*WRITTEN PROBLEM*. Tell how many lines in these records contain the string "receivables", with only the number as the reply.

*DATA SUPPLIED*.
◇ ◇ ◇ ◇
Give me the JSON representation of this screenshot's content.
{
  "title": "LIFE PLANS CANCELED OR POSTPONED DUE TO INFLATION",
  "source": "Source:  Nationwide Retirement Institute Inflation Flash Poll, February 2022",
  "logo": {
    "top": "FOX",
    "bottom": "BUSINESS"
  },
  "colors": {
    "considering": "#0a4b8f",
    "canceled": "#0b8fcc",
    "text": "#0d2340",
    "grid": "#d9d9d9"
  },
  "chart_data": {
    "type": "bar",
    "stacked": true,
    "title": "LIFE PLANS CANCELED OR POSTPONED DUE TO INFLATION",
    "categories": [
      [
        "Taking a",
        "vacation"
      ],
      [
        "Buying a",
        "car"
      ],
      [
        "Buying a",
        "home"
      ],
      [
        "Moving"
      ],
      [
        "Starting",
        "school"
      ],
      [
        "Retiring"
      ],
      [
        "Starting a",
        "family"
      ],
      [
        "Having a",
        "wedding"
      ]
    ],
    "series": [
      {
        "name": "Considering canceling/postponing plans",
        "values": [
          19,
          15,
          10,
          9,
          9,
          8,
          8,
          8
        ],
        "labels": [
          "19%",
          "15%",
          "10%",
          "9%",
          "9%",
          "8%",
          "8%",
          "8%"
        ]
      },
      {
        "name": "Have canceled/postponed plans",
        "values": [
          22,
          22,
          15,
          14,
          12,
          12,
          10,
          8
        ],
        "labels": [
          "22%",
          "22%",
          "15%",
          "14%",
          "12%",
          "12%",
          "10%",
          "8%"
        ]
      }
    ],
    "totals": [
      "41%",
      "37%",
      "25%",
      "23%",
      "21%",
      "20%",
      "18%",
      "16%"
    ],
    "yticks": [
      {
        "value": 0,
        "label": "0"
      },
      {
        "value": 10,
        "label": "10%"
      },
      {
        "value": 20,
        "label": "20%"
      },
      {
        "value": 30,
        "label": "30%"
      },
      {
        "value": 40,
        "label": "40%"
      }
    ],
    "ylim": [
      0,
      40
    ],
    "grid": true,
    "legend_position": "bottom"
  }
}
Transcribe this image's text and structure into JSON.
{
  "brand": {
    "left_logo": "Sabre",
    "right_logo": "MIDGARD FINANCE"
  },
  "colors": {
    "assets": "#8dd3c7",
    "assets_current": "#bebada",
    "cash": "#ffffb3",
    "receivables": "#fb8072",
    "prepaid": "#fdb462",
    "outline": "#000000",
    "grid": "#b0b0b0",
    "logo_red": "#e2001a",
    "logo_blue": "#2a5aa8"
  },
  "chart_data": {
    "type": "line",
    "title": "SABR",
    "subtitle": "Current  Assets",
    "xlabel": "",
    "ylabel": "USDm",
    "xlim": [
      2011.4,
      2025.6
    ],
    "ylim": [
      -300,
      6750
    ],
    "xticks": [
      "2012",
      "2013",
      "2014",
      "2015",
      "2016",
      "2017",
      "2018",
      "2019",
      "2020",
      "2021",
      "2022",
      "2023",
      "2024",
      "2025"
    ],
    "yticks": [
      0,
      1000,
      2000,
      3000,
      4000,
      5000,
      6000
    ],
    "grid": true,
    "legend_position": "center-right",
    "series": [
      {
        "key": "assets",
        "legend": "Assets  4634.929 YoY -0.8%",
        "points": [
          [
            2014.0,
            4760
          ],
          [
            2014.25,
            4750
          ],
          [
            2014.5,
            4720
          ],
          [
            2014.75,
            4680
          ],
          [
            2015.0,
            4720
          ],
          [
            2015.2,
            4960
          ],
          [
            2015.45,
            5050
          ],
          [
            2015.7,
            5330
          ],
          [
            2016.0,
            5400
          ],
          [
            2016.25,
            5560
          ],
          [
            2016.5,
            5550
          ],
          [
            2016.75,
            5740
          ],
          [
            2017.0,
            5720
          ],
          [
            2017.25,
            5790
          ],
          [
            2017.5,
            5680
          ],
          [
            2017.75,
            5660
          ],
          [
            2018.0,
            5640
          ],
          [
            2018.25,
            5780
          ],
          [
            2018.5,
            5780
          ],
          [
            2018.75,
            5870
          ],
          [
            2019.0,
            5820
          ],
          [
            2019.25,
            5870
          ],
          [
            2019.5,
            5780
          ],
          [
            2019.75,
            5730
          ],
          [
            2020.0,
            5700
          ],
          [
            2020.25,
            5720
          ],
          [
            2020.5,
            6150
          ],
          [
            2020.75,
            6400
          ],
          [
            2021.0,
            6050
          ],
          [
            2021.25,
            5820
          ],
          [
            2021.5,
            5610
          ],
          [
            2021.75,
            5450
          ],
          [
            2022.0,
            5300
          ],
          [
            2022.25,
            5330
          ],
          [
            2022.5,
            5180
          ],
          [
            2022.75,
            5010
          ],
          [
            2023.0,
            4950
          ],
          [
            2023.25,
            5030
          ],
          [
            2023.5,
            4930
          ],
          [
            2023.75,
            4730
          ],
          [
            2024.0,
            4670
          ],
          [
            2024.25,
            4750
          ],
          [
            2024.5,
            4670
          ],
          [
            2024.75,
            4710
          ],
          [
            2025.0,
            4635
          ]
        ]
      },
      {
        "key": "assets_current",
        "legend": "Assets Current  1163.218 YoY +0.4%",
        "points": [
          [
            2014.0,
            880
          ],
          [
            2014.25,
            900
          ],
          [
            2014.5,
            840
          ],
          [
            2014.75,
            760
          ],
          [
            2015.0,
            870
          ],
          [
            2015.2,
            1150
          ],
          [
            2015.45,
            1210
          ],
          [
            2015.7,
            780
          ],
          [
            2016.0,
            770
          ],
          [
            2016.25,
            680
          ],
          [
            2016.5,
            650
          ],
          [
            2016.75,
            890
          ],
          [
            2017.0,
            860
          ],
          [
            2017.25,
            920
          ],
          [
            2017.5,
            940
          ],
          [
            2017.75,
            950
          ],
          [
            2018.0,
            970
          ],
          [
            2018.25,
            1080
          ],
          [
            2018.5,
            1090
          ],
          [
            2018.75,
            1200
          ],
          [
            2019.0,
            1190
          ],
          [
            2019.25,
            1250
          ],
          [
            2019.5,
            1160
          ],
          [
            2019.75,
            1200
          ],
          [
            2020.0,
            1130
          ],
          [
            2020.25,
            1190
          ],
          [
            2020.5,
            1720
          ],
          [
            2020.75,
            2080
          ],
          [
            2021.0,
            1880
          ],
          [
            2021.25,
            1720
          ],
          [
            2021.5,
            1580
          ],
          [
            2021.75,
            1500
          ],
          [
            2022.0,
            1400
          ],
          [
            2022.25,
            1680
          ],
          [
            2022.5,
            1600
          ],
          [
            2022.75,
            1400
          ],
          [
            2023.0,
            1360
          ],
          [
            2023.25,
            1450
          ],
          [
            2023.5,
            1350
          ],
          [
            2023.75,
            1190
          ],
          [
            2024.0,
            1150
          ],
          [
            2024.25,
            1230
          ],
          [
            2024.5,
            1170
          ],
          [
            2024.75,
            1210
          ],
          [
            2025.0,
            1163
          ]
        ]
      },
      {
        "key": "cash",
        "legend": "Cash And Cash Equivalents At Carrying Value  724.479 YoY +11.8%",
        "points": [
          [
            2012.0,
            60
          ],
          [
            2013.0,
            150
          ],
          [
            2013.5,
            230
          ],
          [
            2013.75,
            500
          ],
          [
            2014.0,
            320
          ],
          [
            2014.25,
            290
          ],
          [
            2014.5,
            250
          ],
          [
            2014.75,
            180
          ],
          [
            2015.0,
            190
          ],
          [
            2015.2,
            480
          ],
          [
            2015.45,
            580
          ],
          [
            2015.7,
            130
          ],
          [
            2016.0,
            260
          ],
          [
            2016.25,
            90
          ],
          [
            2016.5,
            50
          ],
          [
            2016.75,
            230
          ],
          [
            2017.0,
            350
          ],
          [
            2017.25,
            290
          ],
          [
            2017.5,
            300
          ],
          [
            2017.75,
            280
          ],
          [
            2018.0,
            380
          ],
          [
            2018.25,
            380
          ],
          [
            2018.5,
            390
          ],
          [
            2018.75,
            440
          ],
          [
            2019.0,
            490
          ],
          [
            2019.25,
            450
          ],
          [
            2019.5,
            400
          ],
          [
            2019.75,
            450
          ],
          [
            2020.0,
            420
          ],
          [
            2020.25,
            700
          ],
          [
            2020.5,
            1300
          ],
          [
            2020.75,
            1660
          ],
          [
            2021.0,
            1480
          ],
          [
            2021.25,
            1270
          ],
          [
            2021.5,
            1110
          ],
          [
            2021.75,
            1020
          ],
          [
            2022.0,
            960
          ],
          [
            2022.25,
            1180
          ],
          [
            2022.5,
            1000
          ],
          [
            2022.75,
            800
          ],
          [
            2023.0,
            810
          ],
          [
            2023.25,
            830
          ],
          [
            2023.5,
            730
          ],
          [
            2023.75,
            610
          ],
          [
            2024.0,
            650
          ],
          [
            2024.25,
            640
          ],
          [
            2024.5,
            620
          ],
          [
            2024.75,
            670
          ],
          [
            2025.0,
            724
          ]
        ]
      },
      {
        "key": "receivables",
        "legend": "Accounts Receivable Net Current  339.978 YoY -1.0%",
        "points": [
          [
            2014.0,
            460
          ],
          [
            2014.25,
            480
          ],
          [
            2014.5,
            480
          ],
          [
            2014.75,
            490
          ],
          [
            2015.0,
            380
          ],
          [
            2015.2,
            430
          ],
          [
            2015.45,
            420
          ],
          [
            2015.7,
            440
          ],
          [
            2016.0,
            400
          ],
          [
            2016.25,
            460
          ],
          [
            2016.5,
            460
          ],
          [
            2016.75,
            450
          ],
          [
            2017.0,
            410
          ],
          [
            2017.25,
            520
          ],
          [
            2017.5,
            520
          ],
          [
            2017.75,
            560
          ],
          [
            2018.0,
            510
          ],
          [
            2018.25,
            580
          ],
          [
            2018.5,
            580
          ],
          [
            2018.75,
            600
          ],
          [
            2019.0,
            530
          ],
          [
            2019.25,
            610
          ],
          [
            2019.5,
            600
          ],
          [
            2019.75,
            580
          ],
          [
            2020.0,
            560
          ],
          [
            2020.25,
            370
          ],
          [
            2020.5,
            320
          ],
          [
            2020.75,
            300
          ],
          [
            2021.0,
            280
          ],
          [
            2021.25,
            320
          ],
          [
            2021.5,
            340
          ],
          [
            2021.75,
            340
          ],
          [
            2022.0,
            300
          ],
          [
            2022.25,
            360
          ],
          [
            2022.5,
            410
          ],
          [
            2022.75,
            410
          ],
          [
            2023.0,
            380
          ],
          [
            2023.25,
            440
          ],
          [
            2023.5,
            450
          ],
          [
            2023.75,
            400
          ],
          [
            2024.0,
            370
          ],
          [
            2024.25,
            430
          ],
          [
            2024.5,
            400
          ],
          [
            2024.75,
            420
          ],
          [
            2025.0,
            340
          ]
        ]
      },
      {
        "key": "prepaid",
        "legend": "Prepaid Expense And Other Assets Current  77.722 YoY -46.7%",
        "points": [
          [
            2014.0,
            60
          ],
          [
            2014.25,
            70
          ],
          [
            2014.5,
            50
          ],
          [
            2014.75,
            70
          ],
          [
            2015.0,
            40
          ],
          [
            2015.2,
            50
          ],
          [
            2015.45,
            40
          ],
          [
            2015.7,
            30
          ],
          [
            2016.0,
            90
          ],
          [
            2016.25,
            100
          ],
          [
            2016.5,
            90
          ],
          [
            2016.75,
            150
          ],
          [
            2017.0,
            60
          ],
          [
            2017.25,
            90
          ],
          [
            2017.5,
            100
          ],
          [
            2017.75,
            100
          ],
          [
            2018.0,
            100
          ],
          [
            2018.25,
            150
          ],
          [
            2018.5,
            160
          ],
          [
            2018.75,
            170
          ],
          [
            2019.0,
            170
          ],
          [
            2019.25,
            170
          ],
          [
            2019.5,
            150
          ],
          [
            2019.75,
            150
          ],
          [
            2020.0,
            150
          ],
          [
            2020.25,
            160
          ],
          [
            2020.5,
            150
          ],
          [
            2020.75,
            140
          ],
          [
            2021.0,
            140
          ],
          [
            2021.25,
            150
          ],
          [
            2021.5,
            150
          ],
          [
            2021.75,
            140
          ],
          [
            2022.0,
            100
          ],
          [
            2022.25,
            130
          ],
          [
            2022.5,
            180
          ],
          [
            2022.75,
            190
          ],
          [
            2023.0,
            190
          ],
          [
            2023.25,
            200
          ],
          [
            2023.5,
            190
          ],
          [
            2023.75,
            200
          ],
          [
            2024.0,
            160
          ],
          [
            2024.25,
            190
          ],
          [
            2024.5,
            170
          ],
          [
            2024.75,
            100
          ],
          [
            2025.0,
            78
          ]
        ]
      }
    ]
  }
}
◇ ◇ ◇ ◇
*THE ANSWER*. 2